# Start of Material

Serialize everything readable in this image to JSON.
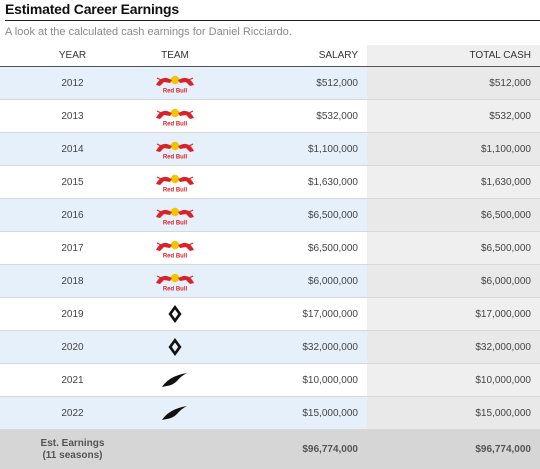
{
  "header": {
    "title": "Estimated Career Earnings",
    "subtitle": "A look at the calculated cash earnings for Daniel Ricciardo."
  },
  "table": {
    "columns": [
      "YEAR",
      "TEAM",
      "SALARY",
      "TOTAL CASH"
    ],
    "rows": [
      {
        "year": "2012",
        "team_logo": "red-bull-logo",
        "salary": "$512,000",
        "total": "$512,000"
      },
      {
        "year": "2013",
        "team_logo": "red-bull-logo",
        "salary": "$532,000",
        "total": "$532,000"
      },
      {
        "year": "2014",
        "team_logo": "red-bull-logo",
        "salary": "$1,100,000",
        "total": "$1,100,000"
      },
      {
        "year": "2015",
        "team_logo": "red-bull-logo",
        "salary": "$1,630,000",
        "total": "$1,630,000"
      },
      {
        "year": "2016",
        "team_logo": "red-bull-logo",
        "salary": "$6,500,000",
        "total": "$6,500,000"
      },
      {
        "year": "2017",
        "team_logo": "red-bull-logo",
        "salary": "$6,500,000",
        "total": "$6,500,000"
      },
      {
        "year": "2018",
        "team_logo": "red-bull-logo",
        "salary": "$6,000,000",
        "total": "$6,000,000"
      },
      {
        "year": "2019",
        "team_logo": "renault-logo",
        "salary": "$17,000,000",
        "total": "$17,000,000"
      },
      {
        "year": "2020",
        "team_logo": "renault-logo",
        "salary": "$32,000,000",
        "total": "$32,000,000"
      },
      {
        "year": "2021",
        "team_logo": "mclaren-logo",
        "salary": "$10,000,000",
        "total": "$10,000,000"
      },
      {
        "year": "2022",
        "team_logo": "mclaren-logo",
        "salary": "$15,000,000",
        "total": "$15,000,000"
      }
    ],
    "footer": {
      "label_line1": "Est. Earnings",
      "label_line2": "(11 seasons)",
      "salary": "$96,774,000",
      "total": "$96,774,000"
    }
  },
  "logo_text": {
    "red_bull": "Red Bull"
  },
  "colors": {
    "alt_row": "#e6f0fb",
    "total_column": "#efefef",
    "footer": "#d6d6d6",
    "red_bull_red": "#d8232a",
    "red_bull_yellow": "#f5c400"
  }
}
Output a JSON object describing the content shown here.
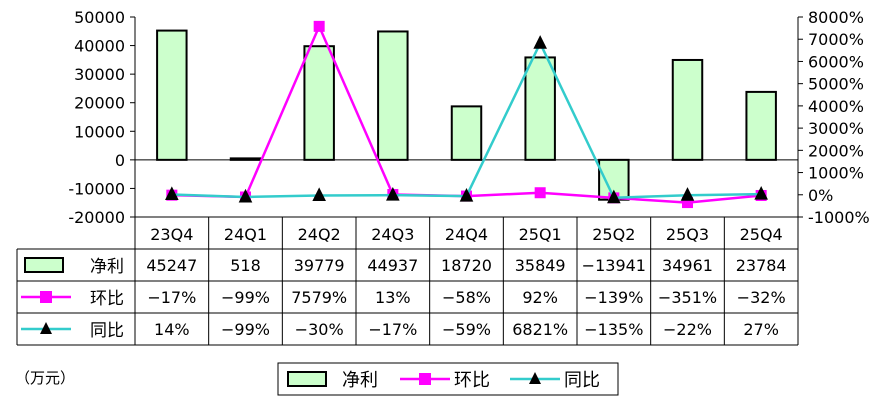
{
  "chart_data": {
    "type": "bar",
    "categories": [
      "23Q4",
      "24Q1",
      "24Q2",
      "24Q3",
      "24Q4",
      "25Q1",
      "25Q2",
      "25Q3",
      "25Q4"
    ],
    "y_left": {
      "min": -20000,
      "max": 50000,
      "step": 10000,
      "ticks": [
        "50000",
        "40000",
        "30000",
        "20000",
        "10000",
        "0",
        "-10000",
        "-20000"
      ]
    },
    "y_right": {
      "min": -1000,
      "max": 8000,
      "step": 1000,
      "ticks": [
        "8000%",
        "7000%",
        "6000%",
        "5000%",
        "4000%",
        "3000%",
        "2000%",
        "1000%",
        "0%",
        "-1000%"
      ]
    },
    "unit_label": "（万元）",
    "series": [
      {
        "name": "净利",
        "kind": "bar",
        "axis": "left",
        "color": "#ccffcc",
        "values": [
          45247,
          518,
          39779,
          44937,
          18720,
          35849,
          -13941,
          34961,
          23784
        ],
        "labels": [
          "45247",
          "518",
          "39779",
          "44937",
          "18720",
          "35849",
          "−13941",
          "34961",
          "23784"
        ]
      },
      {
        "name": "环比",
        "kind": "line",
        "axis": "right",
        "color": "#ff00ff",
        "marker": "square",
        "values": [
          -17,
          -99,
          7579,
          13,
          -58,
          92,
          -139,
          -351,
          -32
        ],
        "labels": [
          "−17%",
          "−99%",
          "7579%",
          "13%",
          "−58%",
          "92%",
          "−139%",
          "−351%",
          "−32%"
        ]
      },
      {
        "name": "同比",
        "kind": "line",
        "axis": "right",
        "color": "#33cccc",
        "marker": "triangle",
        "values": [
          14,
          -99,
          -30,
          -17,
          -59,
          6821,
          -135,
          -22,
          27
        ],
        "labels": [
          "14%",
          "−99%",
          "−30%",
          "−17%",
          "−59%",
          "6821%",
          "−135%",
          "−22%",
          "27%"
        ]
      }
    ],
    "legend_position": "bottom",
    "grid": false
  }
}
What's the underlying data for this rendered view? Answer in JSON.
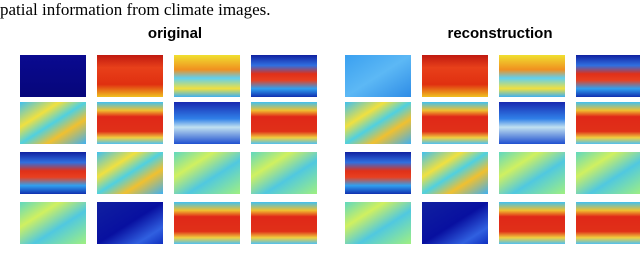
{
  "caption_fragment": "patial information from climate images.",
  "panels": {
    "left_title": "original",
    "right_title": "reconstruction"
  }
}
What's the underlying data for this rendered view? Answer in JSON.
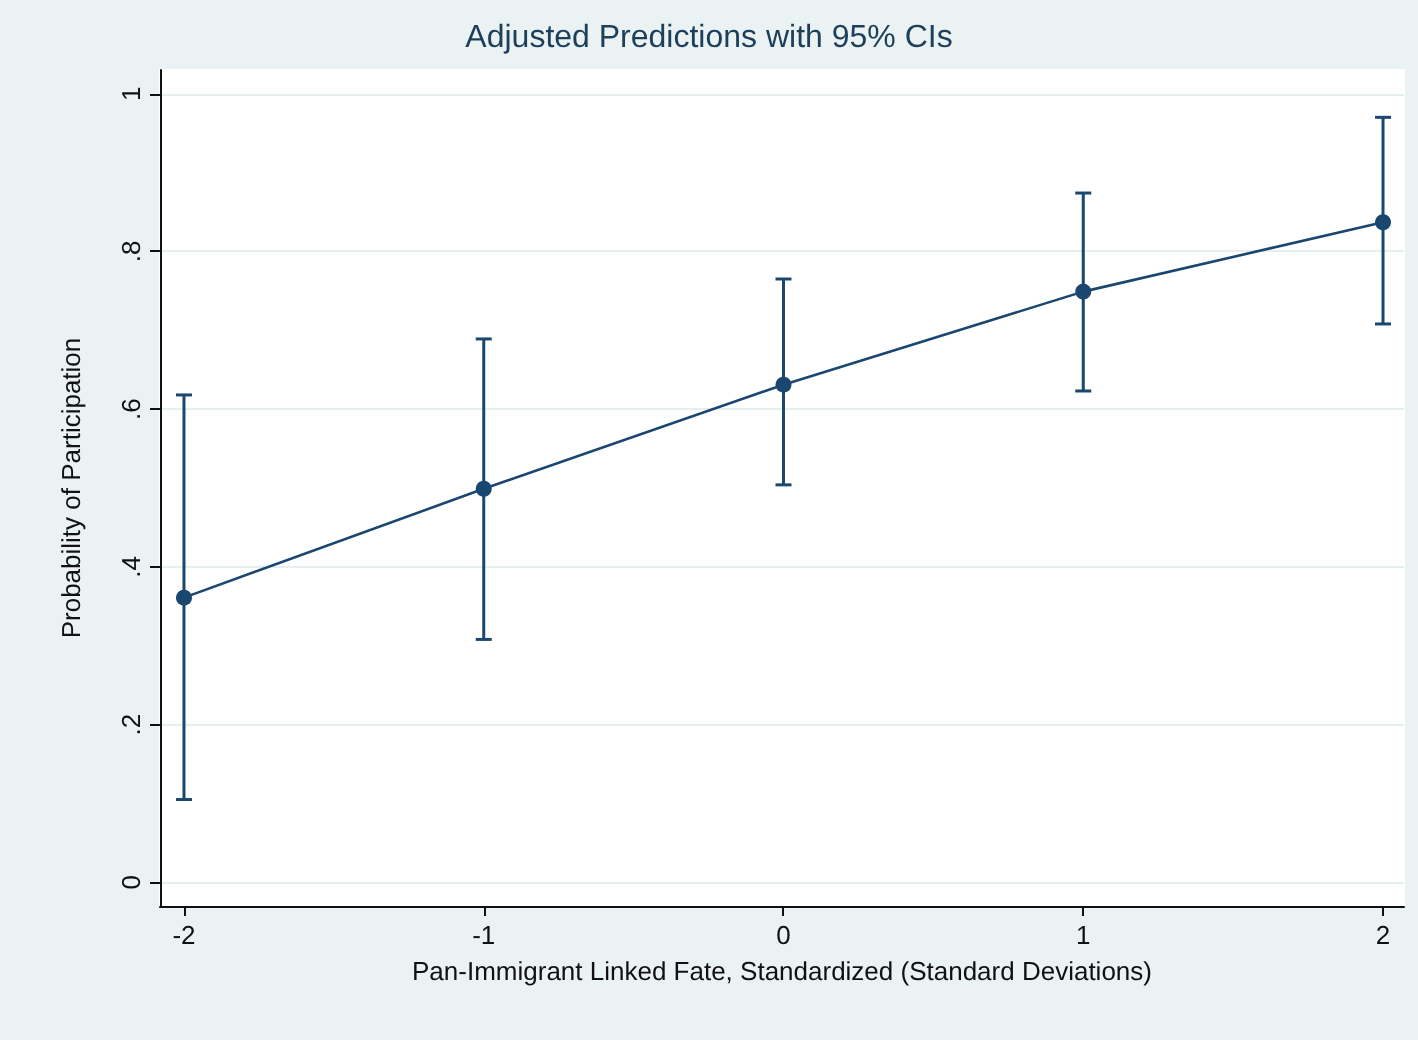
{
  "chart_data": {
    "type": "line",
    "title": "Adjusted Predictions with 95% CIs",
    "xlabel": "Pan-Immigrant Linked Fate, Standardized (Standard Deviations)",
    "ylabel": "Probability of Participation",
    "x": [
      -2,
      -1,
      0,
      1,
      2
    ],
    "series": [
      {
        "color": "#1a476f",
        "values": [
          0.361,
          0.499,
          0.631,
          0.749,
          0.837
        ],
        "errors": [
          [
            0.105,
            0.618
          ],
          [
            0.308,
            0.689
          ],
          [
            0.504,
            0.765
          ],
          [
            0.623,
            0.874
          ],
          [
            0.708,
            0.97
          ]
        ]
      }
    ],
    "xlim": [
      -2.08,
      2.07
    ],
    "xticks": [
      -2,
      -1,
      0,
      1,
      2
    ],
    "ylim": [
      -0.03,
      1.03
    ],
    "yticks": [
      {
        "value": 0,
        "label": "0"
      },
      {
        "value": 0.2,
        "label": ".2"
      },
      {
        "value": 0.4,
        "label": ".4"
      },
      {
        "value": 0.6,
        "label": ".6"
      },
      {
        "value": 0.8,
        "label": ".8"
      },
      {
        "value": 1,
        "label": "1"
      }
    ],
    "grid": "y",
    "marker": "circle",
    "line_style": "solid"
  }
}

# End of Material

Leave out the pictures and restate everything else word for word.

- **The response**
Serialize everything readable in this image to JSON.
{
  "header": {
    "title": "Estimated Career Earnings",
    "subtitle": "A look at the calculated cash earnings for Daniel Ricciardo."
  },
  "table": {
    "columns": [
      "YEAR",
      "TEAM",
      "SALARY",
      "TOTAL CASH"
    ],
    "rows": [
      {
        "year": "2012",
        "team_logo": "red-bull-logo",
        "salary": "$512,000",
        "total": "$512,000"
      },
      {
        "year": "2013",
        "team_logo": "red-bull-logo",
        "salary": "$532,000",
        "total": "$532,000"
      },
      {
        "year": "2014",
        "team_logo": "red-bull-logo",
        "salary": "$1,100,000",
        "total": "$1,100,000"
      },
      {
        "year": "2015",
        "team_logo": "red-bull-logo",
        "salary": "$1,630,000",
        "total": "$1,630,000"
      },
      {
        "year": "2016",
        "team_logo": "red-bull-logo",
        "salary": "$6,500,000",
        "total": "$6,500,000"
      },
      {
        "year": "2017",
        "team_logo": "red-bull-logo",
        "salary": "$6,500,000",
        "total": "$6,500,000"
      },
      {
        "year": "2018",
        "team_logo": "red-bull-logo",
        "salary": "$6,000,000",
        "total": "$6,000,000"
      },
      {
        "year": "2019",
        "team_logo": "renault-logo",
        "salary": "$17,000,000",
        "total": "$17,000,000"
      },
      {
        "year": "2020",
        "team_logo": "renault-logo",
        "salary": "$32,000,000",
        "total": "$32,000,000"
      },
      {
        "year": "2021",
        "team_logo": "mclaren-logo",
        "salary": "$10,000,000",
        "total": "$10,000,000"
      },
      {
        "year": "2022",
        "team_logo": "mclaren-logo",
        "salary": "$15,000,000",
        "total": "$15,000,000"
      }
    ],
    "footer": {
      "label_line1": "Est. Earnings",
      "label_line2": "(11 seasons)",
      "salary": "$96,774,000",
      "total": "$96,774,000"
    }
  },
  "logo_text": {
    "red_bull": "Red Bull"
  },
  "colors": {
    "alt_row": "#e6f0fb",
    "total_column": "#efefef",
    "footer": "#d6d6d6",
    "red_bull_red": "#d8232a",
    "red_bull_yellow": "#f5c400"
  }
}
Output a JSON object describing the content shown here.
{
  "chart_data": {
    "type": "bar",
    "categories": [
      "23Q4",
      "24Q1",
      "24Q2",
      "24Q3",
      "24Q4",
      "25Q1",
      "25Q2",
      "25Q3",
      "25Q4"
    ],
    "y_left": {
      "min": -20000,
      "max": 50000,
      "step": 10000,
      "ticks": [
        "50000",
        "40000",
        "30000",
        "20000",
        "10000",
        "0",
        "-10000",
        "-20000"
      ]
    },
    "y_right": {
      "min": -1000,
      "max": 8000,
      "step": 1000,
      "ticks": [
        "8000%",
        "7000%",
        "6000%",
        "5000%",
        "4000%",
        "3000%",
        "2000%",
        "1000%",
        "0%",
        "-1000%"
      ]
    },
    "unit_label": "（万元）",
    "series": [
      {
        "name": "净利",
        "kind": "bar",
        "axis": "left",
        "color": "#ccffcc",
        "values": [
          45247,
          518,
          39779,
          44937,
          18720,
          35849,
          -13941,
          34961,
          23784
        ],
        "labels": [
          "45247",
          "518",
          "39779",
          "44937",
          "18720",
          "35849",
          "−13941",
          "34961",
          "23784"
        ]
      },
      {
        "name": "环比",
        "kind": "line",
        "axis": "right",
        "color": "#ff00ff",
        "marker": "square",
        "values": [
          -17,
          -99,
          7579,
          13,
          -58,
          92,
          -139,
          -351,
          -32
        ],
        "labels": [
          "−17%",
          "−99%",
          "7579%",
          "13%",
          "−58%",
          "92%",
          "−139%",
          "−351%",
          "−32%"
        ]
      },
      {
        "name": "同比",
        "kind": "line",
        "axis": "right",
        "color": "#33cccc",
        "marker": "triangle",
        "values": [
          14,
          -99,
          -30,
          -17,
          -59,
          6821,
          -135,
          -22,
          27
        ],
        "labels": [
          "14%",
          "−99%",
          "−30%",
          "−17%",
          "−59%",
          "6821%",
          "−135%",
          "−22%",
          "27%"
        ]
      }
    ],
    "legend_position": "bottom",
    "grid": false
  }
}
What's the underlying data for this rendered view? Answer in JSON.
{
  "caption_fragment": "patial information from climate images.",
  "panels": {
    "left_title": "original",
    "right_title": "reconstruction"
  }
}
What's the underlying data for this rendered view? Answer in JSON.
{
  "chart_data": {
    "type": "line",
    "title": "Adjusted Predictions with 95% CIs",
    "xlabel": "Pan-Immigrant Linked Fate, Standardized (Standard Deviations)",
    "ylabel": "Probability of Participation",
    "x": [
      -2,
      -1,
      0,
      1,
      2
    ],
    "series": [
      {
        "color": "#1a476f",
        "values": [
          0.361,
          0.499,
          0.631,
          0.749,
          0.837
        ],
        "errors": [
          [
            0.105,
            0.618
          ],
          [
            0.308,
            0.689
          ],
          [
            0.504,
            0.765
          ],
          [
            0.623,
            0.874
          ],
          [
            0.708,
            0.97
          ]
        ]
      }
    ],
    "xlim": [
      -2.08,
      2.07
    ],
    "xticks": [
      -2,
      -1,
      0,
      1,
      2
    ],
    "ylim": [
      -0.03,
      1.03
    ],
    "yticks": [
      {
        "value": 0,
        "label": "0"
      },
      {
        "value": 0.2,
        "label": ".2"
      },
      {
        "value": 0.4,
        "label": ".4"
      },
      {
        "value": 0.6,
        "label": ".6"
      },
      {
        "value": 0.8,
        "label": ".8"
      },
      {
        "value": 1,
        "label": "1"
      }
    ],
    "grid": "y",
    "marker": "circle",
    "line_style": "solid"
  }
}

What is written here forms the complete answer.